RECORDS FOR THIS EXERCISE:
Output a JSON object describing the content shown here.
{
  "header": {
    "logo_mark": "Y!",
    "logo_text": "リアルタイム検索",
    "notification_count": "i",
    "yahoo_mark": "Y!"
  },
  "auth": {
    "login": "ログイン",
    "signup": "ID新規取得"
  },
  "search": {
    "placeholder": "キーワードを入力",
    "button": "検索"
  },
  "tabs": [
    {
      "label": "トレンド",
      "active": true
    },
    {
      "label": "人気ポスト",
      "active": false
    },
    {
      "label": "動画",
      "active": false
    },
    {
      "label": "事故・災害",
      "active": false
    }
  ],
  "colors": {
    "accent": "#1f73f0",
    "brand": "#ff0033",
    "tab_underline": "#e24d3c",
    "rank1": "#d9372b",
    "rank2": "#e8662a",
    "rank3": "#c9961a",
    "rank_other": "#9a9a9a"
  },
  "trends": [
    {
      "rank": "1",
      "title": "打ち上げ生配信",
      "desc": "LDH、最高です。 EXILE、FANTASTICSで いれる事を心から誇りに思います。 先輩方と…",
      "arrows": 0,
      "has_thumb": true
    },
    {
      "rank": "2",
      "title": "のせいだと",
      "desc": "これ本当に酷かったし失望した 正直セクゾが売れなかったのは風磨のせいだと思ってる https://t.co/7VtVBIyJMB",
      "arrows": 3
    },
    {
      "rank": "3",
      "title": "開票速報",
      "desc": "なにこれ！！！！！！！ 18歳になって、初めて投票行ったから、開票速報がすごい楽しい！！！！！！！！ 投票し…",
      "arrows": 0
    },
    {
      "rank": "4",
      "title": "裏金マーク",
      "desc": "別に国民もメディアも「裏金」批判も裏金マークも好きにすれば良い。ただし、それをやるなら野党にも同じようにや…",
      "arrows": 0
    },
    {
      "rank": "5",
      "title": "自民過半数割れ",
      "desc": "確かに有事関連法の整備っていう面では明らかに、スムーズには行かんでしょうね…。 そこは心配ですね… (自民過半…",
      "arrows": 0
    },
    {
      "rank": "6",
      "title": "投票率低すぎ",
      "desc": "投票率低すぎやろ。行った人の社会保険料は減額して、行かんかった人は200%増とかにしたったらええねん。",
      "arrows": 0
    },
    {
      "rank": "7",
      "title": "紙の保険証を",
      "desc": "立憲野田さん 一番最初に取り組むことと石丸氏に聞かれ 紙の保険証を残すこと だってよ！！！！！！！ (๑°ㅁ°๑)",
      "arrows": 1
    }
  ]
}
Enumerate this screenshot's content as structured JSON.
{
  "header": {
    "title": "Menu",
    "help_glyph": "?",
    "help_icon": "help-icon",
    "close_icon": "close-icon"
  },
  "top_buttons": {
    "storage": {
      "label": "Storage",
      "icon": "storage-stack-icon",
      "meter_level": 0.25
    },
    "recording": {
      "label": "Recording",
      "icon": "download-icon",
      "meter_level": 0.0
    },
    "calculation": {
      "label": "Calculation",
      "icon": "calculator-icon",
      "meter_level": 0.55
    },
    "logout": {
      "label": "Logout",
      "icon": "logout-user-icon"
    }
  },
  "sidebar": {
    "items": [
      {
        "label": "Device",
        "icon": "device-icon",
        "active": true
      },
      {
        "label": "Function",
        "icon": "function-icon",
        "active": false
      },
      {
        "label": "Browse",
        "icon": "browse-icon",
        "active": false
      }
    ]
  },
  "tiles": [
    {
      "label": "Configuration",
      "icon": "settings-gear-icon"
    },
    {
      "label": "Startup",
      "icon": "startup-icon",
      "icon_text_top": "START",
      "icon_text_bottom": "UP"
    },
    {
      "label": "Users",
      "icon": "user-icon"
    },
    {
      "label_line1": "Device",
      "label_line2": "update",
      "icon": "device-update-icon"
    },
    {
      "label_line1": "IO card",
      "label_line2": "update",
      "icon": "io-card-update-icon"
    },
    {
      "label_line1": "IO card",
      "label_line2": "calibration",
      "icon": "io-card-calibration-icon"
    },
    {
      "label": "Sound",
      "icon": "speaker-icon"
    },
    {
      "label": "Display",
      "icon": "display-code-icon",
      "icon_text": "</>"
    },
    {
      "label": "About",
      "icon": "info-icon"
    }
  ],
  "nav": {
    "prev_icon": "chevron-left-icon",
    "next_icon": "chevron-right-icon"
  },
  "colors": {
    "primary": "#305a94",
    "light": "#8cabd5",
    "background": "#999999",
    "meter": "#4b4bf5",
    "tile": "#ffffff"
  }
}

YOUR INSTRUCTIONS:
Pull out each line of the listing that holds the string "card".

ANSWER TO THIS TASK:
      "label_line1": "IO card",
      "icon": "io-card-update-icon"
      "label_line1": "IO card",
      "icon": "io-card-calibration-icon"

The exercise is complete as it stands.